*Problem details:*
Could you copy every line from the material below in which "morphant" appears?

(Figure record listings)
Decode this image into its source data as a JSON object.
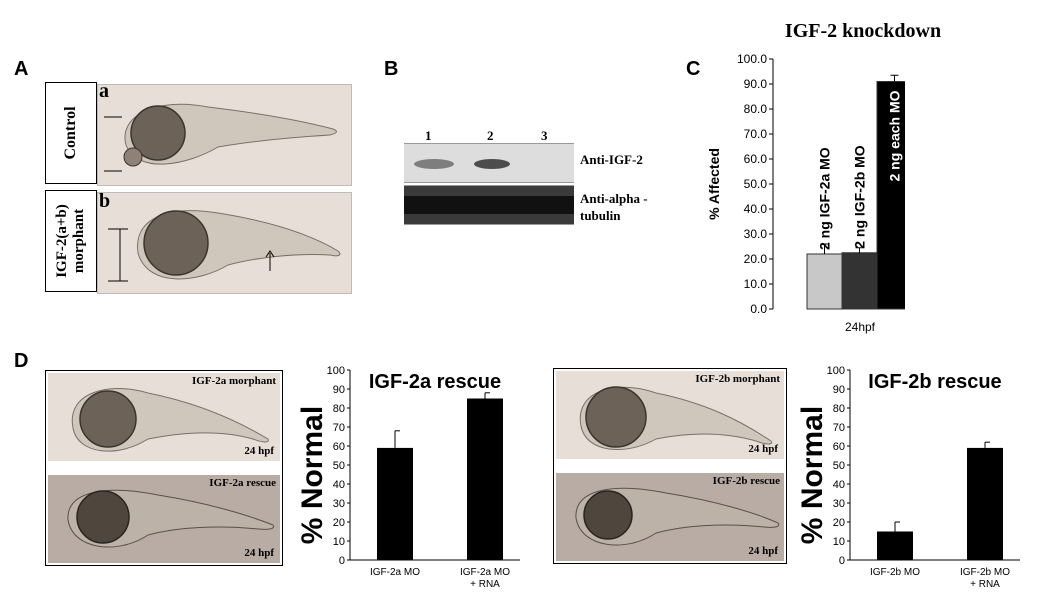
{
  "panels": {
    "A": {
      "letter": "A",
      "images": [
        {
          "sublabel": "a",
          "side_label": "Control"
        },
        {
          "sublabel": "b",
          "side_label": "IGF-2(a+b) morphant"
        }
      ]
    },
    "B": {
      "letter": "B",
      "lanes": [
        "1",
        "2",
        "3"
      ],
      "rows": [
        "Anti-IGF-2",
        "Anti-alpha -tubulin"
      ]
    },
    "C": {
      "letter": "C"
    },
    "D": {
      "letter": "D",
      "image_sets": [
        {
          "top_label": "IGF-2a morphant",
          "top_time": "24 hpf",
          "bottom_label": "IGF-2a rescue",
          "bottom_time": "24 hpf"
        },
        {
          "top_label": "IGF-2b morphant",
          "top_time": "24 hpf",
          "bottom_label": "IGF-2b rescue",
          "bottom_time": "24 hpf"
        }
      ]
    }
  },
  "chart_data": [
    {
      "id": "C",
      "type": "bar",
      "title": "IGF-2 knockdown",
      "ylabel": "% Affected",
      "xlabel": "24hpf",
      "ylim": [
        0,
        100
      ],
      "yticks": [
        "0.0",
        "10.0",
        "20.0",
        "30.0",
        "40.0",
        "50.0",
        "60.0",
        "70.0",
        "80.0",
        "90.0",
        "100.0"
      ],
      "categories": [
        "2 ng IGF-2a MO",
        "2 ng IGF-2b MO",
        "2 ng each MO"
      ],
      "values": [
        22,
        22.5,
        91
      ],
      "errors": [
        4,
        2,
        2.5
      ],
      "colors": [
        "#c8c8c8",
        "#333333",
        "#000000"
      ],
      "bar_label_colors": [
        "#000000",
        "#ffffff",
        "#ffffff"
      ]
    },
    {
      "id": "D1",
      "type": "bar",
      "title": "IGF-2a rescue",
      "ylabel": "% Normal",
      "ylim": [
        0,
        100
      ],
      "yticks": [
        "0",
        "10",
        "20",
        "30",
        "40",
        "50",
        "60",
        "70",
        "80",
        "90",
        "100"
      ],
      "categories": [
        "IGF-2a MO",
        "IGF-2a MO\n+ RNA"
      ],
      "values": [
        59,
        85
      ],
      "errors": [
        9,
        3
      ],
      "colors": [
        "#000000",
        "#000000"
      ]
    },
    {
      "id": "D2",
      "type": "bar",
      "title": "IGF-2b rescue",
      "ylabel": "% Normal",
      "ylim": [
        0,
        100
      ],
      "yticks": [
        "0",
        "10",
        "20",
        "30",
        "40",
        "50",
        "60",
        "70",
        "80",
        "90",
        "100"
      ],
      "categories": [
        "IGF-2b MO",
        "IGF-2b MO\n+ RNA"
      ],
      "values": [
        15,
        59
      ],
      "errors": [
        5,
        3
      ],
      "colors": [
        "#000000",
        "#000000"
      ]
    }
  ]
}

*Complete output:*
          "side_label": "IGF-2(a+b) morphant"
          "top_label": "IGF-2a morphant",
          "top_label": "IGF-2b morphant",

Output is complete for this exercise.